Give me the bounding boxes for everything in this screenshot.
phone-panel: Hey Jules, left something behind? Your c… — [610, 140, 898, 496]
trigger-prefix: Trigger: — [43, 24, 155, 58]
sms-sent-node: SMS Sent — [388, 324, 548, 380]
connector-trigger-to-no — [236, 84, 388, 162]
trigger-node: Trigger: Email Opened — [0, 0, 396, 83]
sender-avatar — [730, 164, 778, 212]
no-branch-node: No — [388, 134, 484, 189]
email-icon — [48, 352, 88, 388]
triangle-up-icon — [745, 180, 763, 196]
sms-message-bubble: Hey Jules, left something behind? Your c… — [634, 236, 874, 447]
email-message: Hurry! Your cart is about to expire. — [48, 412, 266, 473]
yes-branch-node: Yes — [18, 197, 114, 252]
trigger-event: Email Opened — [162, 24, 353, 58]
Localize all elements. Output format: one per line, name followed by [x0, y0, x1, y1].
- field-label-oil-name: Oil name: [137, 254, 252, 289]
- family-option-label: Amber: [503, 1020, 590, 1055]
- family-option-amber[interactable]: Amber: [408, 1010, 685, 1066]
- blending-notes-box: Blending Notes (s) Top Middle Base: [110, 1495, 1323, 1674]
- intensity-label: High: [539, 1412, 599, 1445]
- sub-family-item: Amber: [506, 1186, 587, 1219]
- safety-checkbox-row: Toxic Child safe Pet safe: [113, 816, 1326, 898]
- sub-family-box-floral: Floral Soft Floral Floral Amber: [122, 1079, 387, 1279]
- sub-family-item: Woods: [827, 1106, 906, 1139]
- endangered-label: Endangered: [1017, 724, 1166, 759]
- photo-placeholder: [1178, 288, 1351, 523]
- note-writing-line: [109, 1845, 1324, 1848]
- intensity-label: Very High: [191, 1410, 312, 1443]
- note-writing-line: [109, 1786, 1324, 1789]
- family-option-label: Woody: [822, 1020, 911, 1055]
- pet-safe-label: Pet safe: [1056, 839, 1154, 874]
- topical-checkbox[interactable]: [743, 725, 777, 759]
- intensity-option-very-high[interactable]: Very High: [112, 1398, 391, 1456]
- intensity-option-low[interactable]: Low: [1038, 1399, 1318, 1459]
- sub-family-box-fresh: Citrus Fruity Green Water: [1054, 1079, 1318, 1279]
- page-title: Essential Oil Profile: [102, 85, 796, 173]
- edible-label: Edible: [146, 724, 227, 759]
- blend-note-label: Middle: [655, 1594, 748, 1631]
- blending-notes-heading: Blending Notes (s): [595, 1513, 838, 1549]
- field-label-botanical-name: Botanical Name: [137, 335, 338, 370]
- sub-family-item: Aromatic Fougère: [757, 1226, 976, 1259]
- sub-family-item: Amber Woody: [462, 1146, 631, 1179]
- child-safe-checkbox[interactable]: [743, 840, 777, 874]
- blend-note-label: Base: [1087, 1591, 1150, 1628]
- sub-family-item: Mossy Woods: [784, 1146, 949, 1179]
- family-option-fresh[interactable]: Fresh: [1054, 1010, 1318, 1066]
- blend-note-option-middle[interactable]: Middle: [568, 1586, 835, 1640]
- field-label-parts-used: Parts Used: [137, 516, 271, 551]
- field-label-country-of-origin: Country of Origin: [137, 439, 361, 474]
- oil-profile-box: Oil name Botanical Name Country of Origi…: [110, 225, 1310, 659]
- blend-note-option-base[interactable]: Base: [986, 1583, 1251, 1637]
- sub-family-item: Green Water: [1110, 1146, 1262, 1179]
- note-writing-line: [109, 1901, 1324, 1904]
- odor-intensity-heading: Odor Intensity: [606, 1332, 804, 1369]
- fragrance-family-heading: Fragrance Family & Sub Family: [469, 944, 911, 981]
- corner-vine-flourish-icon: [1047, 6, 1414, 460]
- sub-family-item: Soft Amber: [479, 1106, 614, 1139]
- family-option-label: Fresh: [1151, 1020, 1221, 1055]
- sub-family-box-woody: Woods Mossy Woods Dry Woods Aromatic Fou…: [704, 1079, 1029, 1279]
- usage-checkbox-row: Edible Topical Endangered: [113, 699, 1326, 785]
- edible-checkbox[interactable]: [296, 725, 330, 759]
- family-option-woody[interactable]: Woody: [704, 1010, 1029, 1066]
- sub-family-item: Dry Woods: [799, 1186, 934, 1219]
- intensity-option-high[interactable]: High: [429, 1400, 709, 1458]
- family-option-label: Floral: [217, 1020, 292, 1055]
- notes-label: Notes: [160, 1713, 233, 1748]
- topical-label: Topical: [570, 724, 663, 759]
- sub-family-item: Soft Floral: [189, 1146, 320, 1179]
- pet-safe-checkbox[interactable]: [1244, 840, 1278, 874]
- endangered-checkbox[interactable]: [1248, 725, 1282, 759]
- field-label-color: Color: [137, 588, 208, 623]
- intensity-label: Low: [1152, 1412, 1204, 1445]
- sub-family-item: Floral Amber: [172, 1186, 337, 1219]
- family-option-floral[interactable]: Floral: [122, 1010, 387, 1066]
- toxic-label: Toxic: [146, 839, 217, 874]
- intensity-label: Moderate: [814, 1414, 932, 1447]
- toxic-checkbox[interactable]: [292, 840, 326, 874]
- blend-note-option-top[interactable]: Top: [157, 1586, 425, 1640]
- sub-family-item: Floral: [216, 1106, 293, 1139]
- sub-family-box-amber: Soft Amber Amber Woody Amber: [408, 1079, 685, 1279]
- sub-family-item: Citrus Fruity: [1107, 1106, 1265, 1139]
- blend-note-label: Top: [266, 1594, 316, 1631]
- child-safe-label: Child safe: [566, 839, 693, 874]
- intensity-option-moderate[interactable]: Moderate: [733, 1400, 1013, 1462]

********************

[WHAT IS REQUIRED]
Rename "note-writing-line" to "ruled-line" and repeat the rows, starting at the first row and ending at the line that contains "- blending-notes-heading: Blending", with nothing else changed.

[THE RESULT]
Give me the bounding boxes for everything in this screenshot.
phone-panel: Hey Jules, left something behind? Your c… — [610, 140, 898, 496]
trigger-prefix: Trigger: — [43, 24, 155, 58]
sms-sent-node: SMS Sent — [388, 324, 548, 380]
connector-trigger-to-no — [236, 84, 388, 162]
trigger-node: Trigger: Email Opened — [0, 0, 396, 83]
sender-avatar — [730, 164, 778, 212]
no-branch-node: No — [388, 134, 484, 189]
email-icon — [48, 352, 88, 388]
triangle-up-icon — [745, 180, 763, 196]
sms-message-bubble: Hey Jules, left something behind? Your c… — [634, 236, 874, 447]
email-message: Hurry! Your cart is about to expire. — [48, 412, 266, 473]
yes-branch-node: Yes — [18, 197, 114, 252]
trigger-event: Email Opened — [162, 24, 353, 58]
Localize all elements. Output format: one per line, name followed by [x0, y0, x1, y1].
- field-label-oil-name: Oil name: [137, 254, 252, 289]
- family-option-label: Amber: [503, 1020, 590, 1055]
- family-option-amber[interactable]: Amber: [408, 1010, 685, 1066]
- blending-notes-box: Blending Notes (s) Top Middle Base: [110, 1495, 1323, 1674]
- intensity-label: High: [539, 1412, 599, 1445]
- sub-family-item: Amber: [506, 1186, 587, 1219]
- safety-checkbox-row: Toxic Child safe Pet safe: [113, 816, 1326, 898]
- sub-family-box-floral: Floral Soft Floral Floral Amber: [122, 1079, 387, 1279]
- sub-family-item: Woods: [827, 1106, 906, 1139]
- endangered-label: Endangered: [1017, 724, 1166, 759]
- photo-placeholder: [1178, 288, 1351, 523]
- ruled-line: [109, 1845, 1324, 1848]
- intensity-label: Very High: [191, 1410, 312, 1443]
- ruled-line: [109, 1786, 1324, 1789]
- family-option-label: Woody: [822, 1020, 911, 1055]
- pet-safe-label: Pet safe: [1056, 839, 1154, 874]
- topical-checkbox[interactable]: [743, 725, 777, 759]
- intensity-option-very-high[interactable]: Very High: [112, 1398, 391, 1456]
- intensity-option-low[interactable]: Low: [1038, 1399, 1318, 1459]
- sub-family-box-fresh: Citrus Fruity Green Water: [1054, 1079, 1318, 1279]
- page-title: Essential Oil Profile: [102, 85, 796, 173]
- edible-label: Edible: [146, 724, 227, 759]
- blend-note-label: Middle: [655, 1594, 748, 1631]
- blending-notes-heading: Blending Notes (s): [595, 1513, 838, 1549]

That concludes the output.